Your objective ▸
Nothing but the pictures is dropped; write out all the remaining data below exactly.

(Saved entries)
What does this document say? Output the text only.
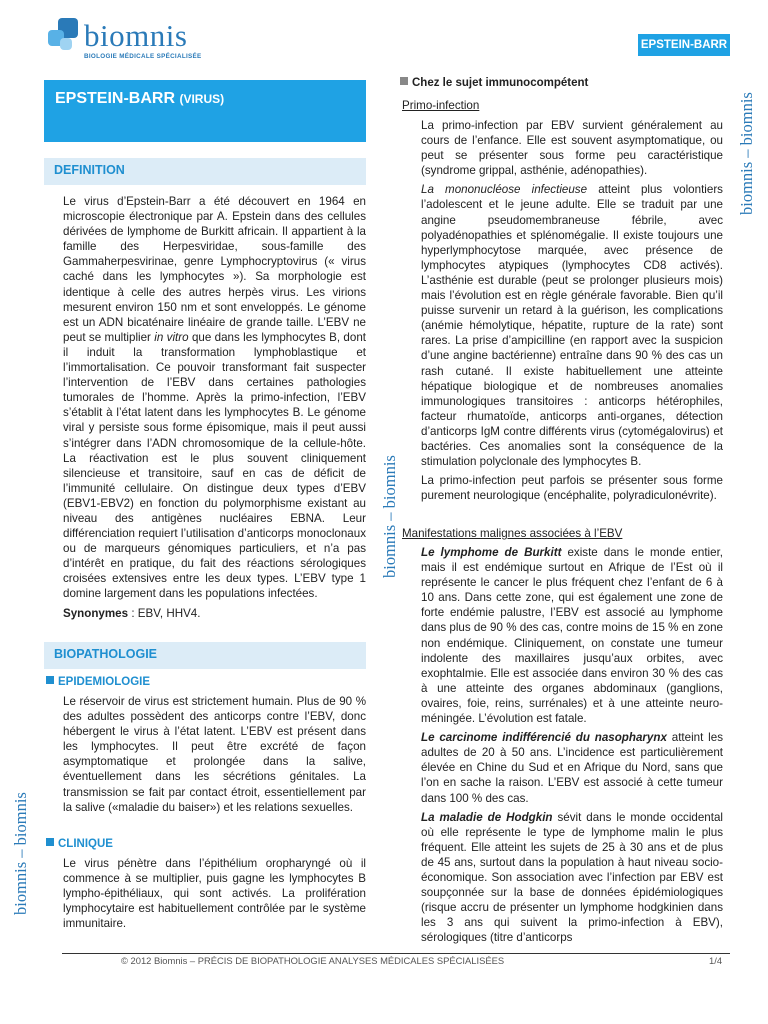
biomnis
BIOLOGIE MÉDICALE SPÉCIALISÉE
EPSTEIN-BARR
EPSTEIN-BARR (VIRUS)
DEFINITION

Le virus d’Epstein-Barr a été découvert en 1964 en microscopie électronique par A. Epstein dans des cellules dérivées de lymphome de Burkitt africain. Il appartient à la famille des Herpesviridae, sous-famille des Gammaherpesvirinae, genre Lymphocryptovirus (« virus caché dans les lymphocytes »). Sa morphologie est identique à celle des autres herpès virus. Les virions mesurent environ 150 nm et sont enveloppés. Le génome est un ADN bicaténaire linéaire de grande taille. L’EBV ne peut se multiplier in vitro que dans les lymphocytes B, dont il induit la transformation lymphoblastique et l’immortalisation. Ce pouvoir transformant fait suspecter l’intervention de l’EBV dans certaines pathologies tumorales de l’homme. Après la primo-infection, l’EBV s’établit à l’état latent dans les lymphocytes B. Le génome viral y persiste sous forme épisomique, mais il peut aussi s’intégrer dans l’ADN chromosomique de la cellule-hôte. La réactivation est le plus souvent cliniquement silencieuse et transitoire, sauf en cas de déficit de l’immunité cellulaire. On distingue deux types d’EBV (EBV1-EBV2) en fonction du polymorphisme existant au niveau des antigènes nucléaires EBNA. Leur différenciation requiert l’utilisation d’anticorps monoclonaux ou de marqueurs génomiques particuliers, et n’a pas d’intérêt en pratique, du fait des réactions sérologiques croisées extensives entre les deux types. L’EBV type 1 domine largement dans les populations infectées.

Synonymes : EBV, HHV4.

BIOPATHOLOGIE
EPIDEMIOLOGIE

Le réservoir de virus est strictement humain. Plus de 90 % des adultes possèdent des anticorps contre l’EBV, donc hébergent le virus à l’état latent. L’EBV est présent dans les lymphocytes. Il peut être excrété de façon asymptomatique et prolongée dans la salive, éventuellement dans les sécrétions génitales. La transmission se fait par contact étroit, essentiellement par la salive («maladie du baiser») et les relations sexuelles.

CLINIQUE

Le virus pénètre dans l’épithélium oropharyngé où il commence à se multiplier, puis gagne les lymphocytes B lympho-épithéliaux, qui sont activés. La prolifération lymphocytaire est habituellement contrôlée par le système immunitaire.

Chez le sujet immunocompétent
Primo-infection

La primo-infection par EBV survient généralement au cours de l’enfance. Elle est souvent asymptomatique, ou peut se présenter sous forme peu caractéristique (syndrome grippal, asthénie, adénopathies).

La mononucléose infectieuse atteint plus volontiers l’adolescent et le jeune adulte. Elle se traduit par une angine pseudomembraneuse fébrile, avec polyadénopathies et splénomégalie. Il existe toujours une hyperlymphocytose marquée, avec présence de lymphocytes atypiques (lymphocytes CD8 activés). L’asthénie est durable (peut se prolonger plusieurs mois) mais l’évolution est en règle générale favorable. Bien qu’il puisse survenir un retard à la guérison, les complications (anémie hémolytique, hépatite, rupture de la rate) sont rares. La prise d’ampicilline (en rapport avec la suspicion d’une angine bactérienne) entraîne dans 90 % des cas un rash cutané. Il existe habituellement une atteinte hépatique biologique et de nombreuses anomalies immunologiques transitoires : anticorps hétérophiles, facteur rhumatoïde, anticorps anti-organes, détection d’anticorps IgM contre différents virus (cytomégalovirus) et bactéries. Ces anomalies sont la conséquence de la stimulation polyclonale des lymphocytes B.

La primo-infection peut parfois se présenter sous forme purement neurologique (encéphalite, polyradiculonévrite).

Manifestations malignes associées à l’EBV

Le lymphome de Burkitt existe dans le monde entier, mais il est endémique surtout en Afrique de l’Est où il représente le cancer le plus fréquent chez l’enfant de 6 à 10 ans. Dans cette zone, qui est également une zone de forte endémie palustre, l’EBV est associé au lymphome dans plus de 90 % des cas, contre moins de 15 % en zone non endémique. Cliniquement, on constate une tumeur indolente des maxillaires jusqu’aux orbites, avec exophtalmie. Elle est associée dans environ 30 % des cas à une atteinte des organes abdominaux (ganglions, ovaires, foie, reins, surrénales) et à une atteinte neuro-méningée. L’évolution est fatale.

Le carcinome indifférencié du nasopharynx atteint les adultes de 20 à 50 ans. L’incidence est particulièrement élevée en Chine du Sud et en Afrique du Nord, sans que l’on en sache la raison. L’EBV est associé à cette tumeur dans 100 % des cas.

La maladie de Hodgkin sévit dans le monde occidental où elle représente le type de lymphome malin le plus fréquent. Elle atteint les sujets de 25 à 30 ans et de plus de 45 ans, surtout dans la population à haut niveau socio-économique. Son association avec l’infection par EBV est soupçonnée sur la base de données épidémiologiques (risque accru de présenter un lymphome hodgkinien dans les 3 ans qui suivent la primo-infection à EBV), sérologiques (titre d’anticorps

biomnis – biomnis
biomnis – biomnis
biomnis – biomnis
© 2012 Biomnis – PRÉCIS DE BIOPATHOLOGIE ANALYSES MÉDICALES SPÉCIALISÉES	1/4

Solution to this problem ▸
What does this document say? Output the text only.
biomnis
BIOLOGIE MÉDICALE SPÉCIALISÉE
EPSTEIN-BARR
EPSTEIN-BARR (VIRUS)
DEFINITION

Le virus d’Epstein-Barr a été découvert en 1964 en microscopie électronique par A. Epstein dans des cellules dérivées de lymphome de Burkitt africain. Il appartient à la famille des Herpesviridae, sous-famille des Gammaherpesvirinae, genre Lymphocryptovirus (« virus caché dans les lymphocytes »). Sa morphologie est identique à celle des autres herpès virus. Les virions mesurent environ 150 nm et sont enveloppés. Le génome est un ADN bicaténaire linéaire de grande taille. L’EBV ne peut se multiplier in vitro que dans les lymphocytes B, dont il induit la transformation lymphoblastique et l’immortalisation. Ce pouvoir transformant fait suspecter l’intervention de l’EBV dans certaines pathologies tumorales de l’homme. Après la primo-infection, l’EBV s’établit à l’état latent dans les lymphocytes B. Le génome viral y persiste sous forme épisomique, mais il peut aussi s’intégrer dans l’ADN chromosomique de la cellule-hôte. La réactivation est le plus souvent cliniquement silencieuse et transitoire, sauf en cas de déficit de l’immunité cellulaire. On distingue deux types d’EBV (EBV1-EBV2) en fonction du polymorphisme existant au niveau des antigènes nucléaires EBNA. Leur différenciation requiert l’utilisation d’anticorps monoclonaux ou de marqueurs génomiques particuliers, et n’a pas d’intérêt en pratique, du fait des réactions sérologiques croisées extensives entre les deux types. L’EBV type 1 domine largement dans les populations infectées.

Synonymes : EBV, HHV4.

BIOPATHOLOGIE
EPIDEMIOLOGIE

Le réservoir de virus est strictement humain. Plus de 90 % des adultes possèdent des anticorps contre l’EBV, donc hébergent le virus à l’état latent. L’EBV est présent dans les lymphocytes. Il peut être excrété de façon asymptomatique et prolongée dans la salive, éventuellement dans les sécrétions génitales. La transmission se fait par contact étroit, essentiellement par la salive («maladie du baiser») et les relations sexuelles.

CLINIQUE

Le virus pénètre dans l’épithélium oropharyngé où il commence à se multiplier, puis gagne les lymphocytes B lympho-épithéliaux, qui sont activés. La prolifération lymphocytaire est habituellement contrôlée par le système immunitaire.

Chez le sujet immunocompétent
Primo-infection

La primo-infection par EBV survient généralement au cours de l’enfance. Elle est souvent asymptomatique, ou peut se présenter sous forme peu caractéristique (syndrome grippal, asthénie, adénopathies).

La mononucléose infectieuse atteint plus volontiers l’adolescent et le jeune adulte. Elle se traduit par une angine pseudomembraneuse fébrile, avec polyadénopathies et splénomégalie. Il existe toujours une hyperlymphocytose marquée, avec présence de lymphocytes atypiques (lymphocytes CD8 activés). L’asthénie est durable (peut se prolonger plusieurs mois) mais l’évolution est en règle générale favorable. Bien qu’il puisse survenir un retard à la guérison, les complications (anémie hémolytique, hépatite, rupture de la rate) sont rares. La prise d’ampicilline (en rapport avec la suspicion d’une angine bactérienne) entraîne dans 90 % des cas un rash cutané. Il existe habituellement une atteinte hépatique biologique et de nombreuses anomalies immunologiques transitoires : anticorps hétérophiles, facteur rhumatoïde, anticorps anti-organes, détection d’anticorps IgM contre différents virus (cytomégalovirus) et bactéries. Ces anomalies sont la conséquence de la stimulation polyclonale des lymphocytes B.

La primo-infection peut parfois se présenter sous forme purement neurologique (encéphalite, polyradiculonévrite).

Manifestations malignes associées à l’EBV

Le lymphome de Burkitt existe dans le monde entier, mais il est endémique surtout en Afrique de l’Est où il représente le cancer le plus fréquent chez l’enfant de 6 à 10 ans. Dans cette zone, qui est également une zone de forte endémie palustre, l’EBV est associé au lymphome dans plus de 90 % des cas, contre moins de 15 % en zone non endémique. Cliniquement, on constate une tumeur indolente des maxillaires jusqu’aux orbites, avec exophtalmie. Elle est associée dans environ 30 % des cas à une atteinte des organes abdominaux (ganglions, ovaires, foie, reins, surrénales) et à une atteinte neuro-méningée. L’évolution est fatale.

Le carcinome indifférencié du nasopharynx atteint les adultes de 20 à 50 ans. L’incidence est particulièrement élevée en Chine du Sud et en Afrique du Nord, sans que l’on en sache la raison. L’EBV est associé à cette tumeur dans 100 % des cas.

La maladie de Hodgkin sévit dans le monde occidental où elle représente le type de lymphome malin le plus fréquent. Elle atteint les sujets de 25 à 30 ans et de plus de 45 ans, surtout dans la population à haut niveau socio-économique. Son association avec l’infection par EBV est soupçonnée sur la base de données épidémiologiques (risque accru de présenter un lymphome hodgkinien dans les 3 ans qui suivent la primo-infection à EBV), sérologiques (titre d’anticorps

biomnis – biomnis
biomnis – biomnis
biomnis – biomnis
© 2012 Biomnis – PRÉCIS DE BIOPATHOLOGIE ANALYSES MÉDICALES SPÉCIALISÉES	1/4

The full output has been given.